Leave out the pictures and copy everything else below exactly.

=== DATA SUPPLIED ===

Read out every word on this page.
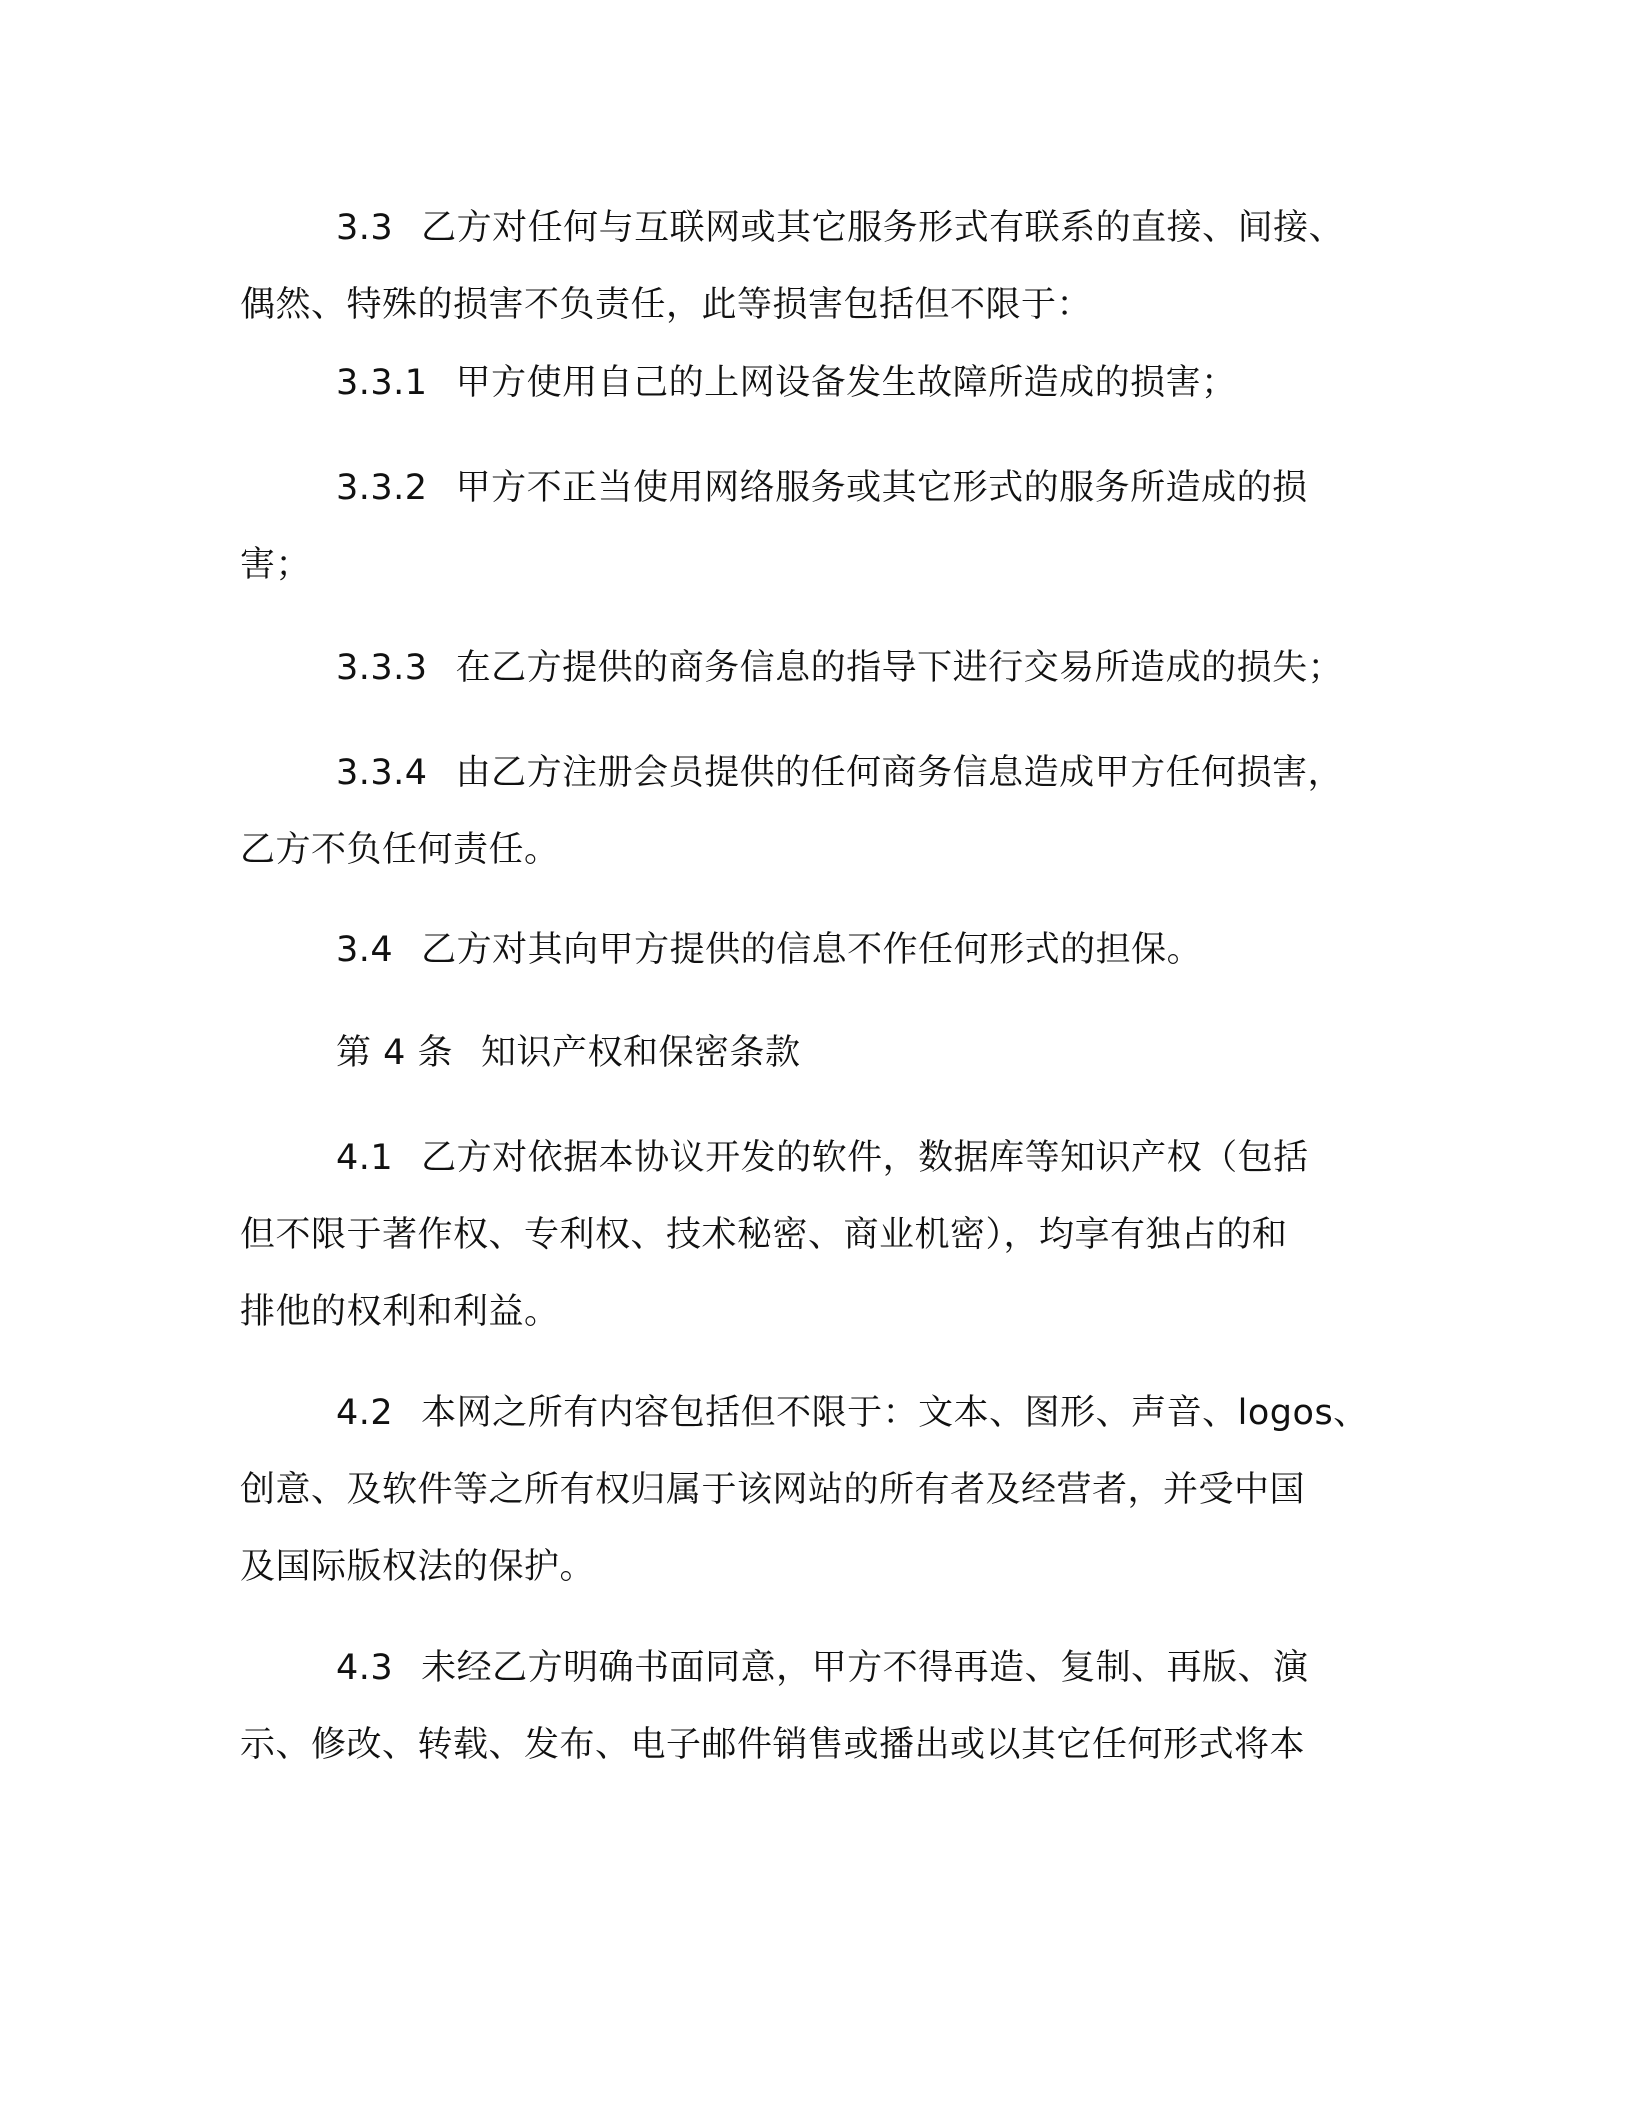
3.3 乙方对任何与互联网或其它服务形式有联系的直接、间接、
偶然、特殊的损害不负责任，此等损害包括但不限于：
3.3.1 甲方使用自己的上网设备发生故障所造成的损害；
3.3.2 甲方不正当使用网络服务或其它形式的服务所造成的损
害；
3.3.3 在乙方提供的商务信息的指导下进行交易所造成的损失；
3.3.4 由乙方注册会员提供的任何商务信息造成甲方任何损害，
乙方不负任何责任。
3.4 乙方对其向甲方提供的信息不作任何形式的担保。
第 4 条 知识产权和保密条款
4.1 乙方对依据本协议开发的软件，数据库等知识产权（包括
但不限于著作权、专利权、技术秘密、商业机密），均享有独占的和
排他的权利和利益。
4.2 本网之所有内容包括但不限于：文本、图形、声音、logos、
创意、及软件等之所有权归属于该网站的所有者及经营者，并受中国
及国际版权法的保护。
4.3 未经乙方明确书面同意，甲方不得再造、复制、再版、演
示、修改、转载、发布、电子邮件销售或播出或以其它任何形式将本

===

▶ [EXERCISE RESULT]:
Read out every word on this page.
3.3 乙方对任何与互联网或其它服务形式有联系的直接、间接、
偶然、特殊的损害不负责任，此等损害包括但不限于：
3.3.1 甲方使用自己的上网设备发生故障所造成的损害；
3.3.2 甲方不正当使用网络服务或其它形式的服务所造成的损
害；
3.3.3 在乙方提供的商务信息的指导下进行交易所造成的损失；
3.3.4 由乙方注册会员提供的任何商务信息造成甲方任何损害，
乙方不负任何责任。
3.4 乙方对其向甲方提供的信息不作任何形式的担保。
第 4 条 知识产权和保密条款
4.1 乙方对依据本协议开发的软件，数据库等知识产权（包括
但不限于著作权、专利权、技术秘密、商业机密），均享有独占的和
排他的权利和利益。
4.2 本网之所有内容包括但不限于：文本、图形、声音、logos、
创意、及软件等之所有权归属于该网站的所有者及经营者，并受中国
及国际版权法的保护。
4.3 未经乙方明确书面同意，甲方不得再造、复制、再版、演
示、修改、转载、发布、电子邮件销售或播出或以其它任何形式将本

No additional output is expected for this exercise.